** Records shown **
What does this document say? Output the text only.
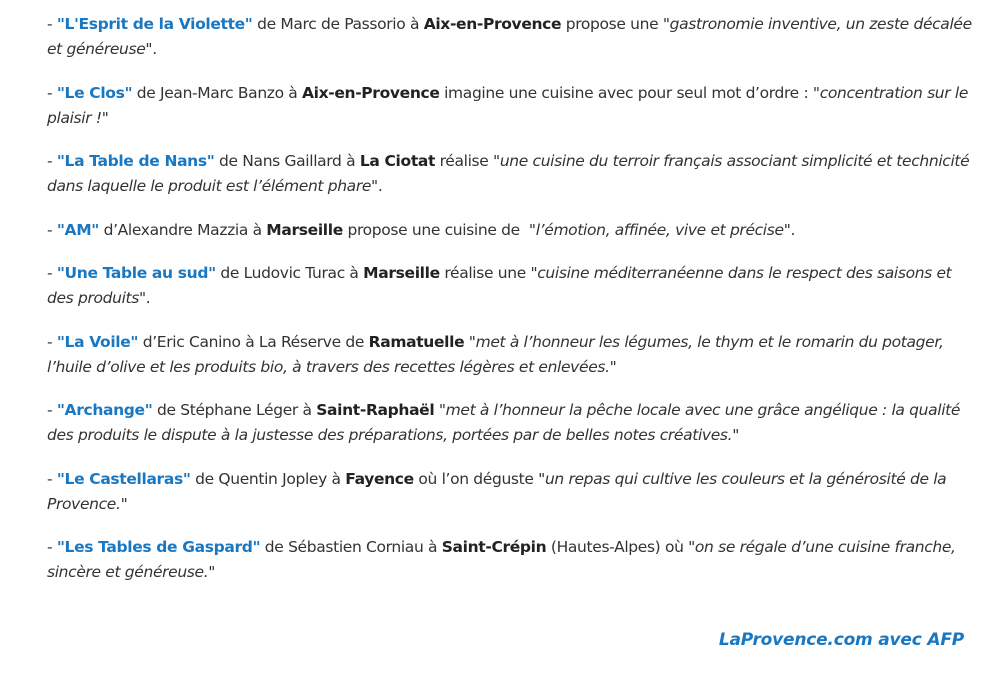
- "L'Esprit de la Violette" de Marc de Passorio à Aix-en-Provence propose une "gastronomie inventive, un zeste décalée et généreuse".

- "Le Clos" de Jean-Marc Banzo à Aix-en-Provence imagine une cuisine avec pour seul mot d’ordre : "concentration sur le plaisir !"

- "La Table de Nans" de Nans Gaillard à La Ciotat réalise "une cuisine du terroir français associant simplicité et technicité dans laquelle le produit est l’élément phare".

- "AM" d’Alexandre Mazzia à Marseille propose une cuisine de  "l’émotion, affinée, vive et précise".

- "Une Table au sud" de Ludovic Turac à Marseille réalise une "cuisine méditerranéenne dans le respect des saisons et des produits".

- "La Voile" d’Eric Canino à La Réserve de Ramatuelle "met à l’honneur les légumes, le thym et le romarin du potager, l’huile d’olive et les produits bio, à travers des recettes légères et enlevées."

- "Archange" de Stéphane Léger à Saint-Raphaël "met à l’honneur la pêche locale avec une grâce angélique : la qualité des produits le dispute à la justesse des préparations, portées par de belles notes créatives."

- "Le Castellaras" de Quentin Jopley à Fayence où l’on déguste "un repas qui cultive les couleurs et la générosité de la Provence."

- "Les Tables de Gaspard" de Sébastien Corniau à Saint-Crépin (Hautes-Alpes) où "on se régale d’une cuisine franche, sincère et généreuse."

LaProvence.com avec AFP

** Problem statement **
Go through the entries above and output them exactly, without pictures.

** Exercise output **
What does this document say? Output the text only.
- "L'Esprit de la Violette" de Marc de Passorio à Aix-en-Provence propose une "gastronomie inventive, un zeste décalée et généreuse".

- "Le Clos" de Jean-Marc Banzo à Aix-en-Provence imagine une cuisine avec pour seul mot d’ordre : "concentration sur le plaisir !"

- "La Table de Nans" de Nans Gaillard à La Ciotat réalise "une cuisine du terroir français associant simplicité et technicité dans laquelle le produit est l’élément phare".

- "AM" d’Alexandre Mazzia à Marseille propose une cuisine de  "l’émotion, affinée, vive et précise".

- "Une Table au sud" de Ludovic Turac à Marseille réalise une "cuisine méditerranéenne dans le respect des saisons et des produits".

- "La Voile" d’Eric Canino à La Réserve de Ramatuelle "met à l’honneur les légumes, le thym et le romarin du potager, l’huile d’olive et les produits bio, à travers des recettes légères et enlevées."

- "Archange" de Stéphane Léger à Saint-Raphaël "met à l’honneur la pêche locale avec une grâce angélique : la qualité des produits le dispute à la justesse des préparations, portées par de belles notes créatives."

- "Le Castellaras" de Quentin Jopley à Fayence où l’on déguste "un repas qui cultive les couleurs et la générosité de la Provence."

- "Les Tables de Gaspard" de Sébastien Corniau à Saint-Crépin (Hautes-Alpes) où "on se régale d’une cuisine franche, sincère et généreuse."

LaProvence.com avec AFP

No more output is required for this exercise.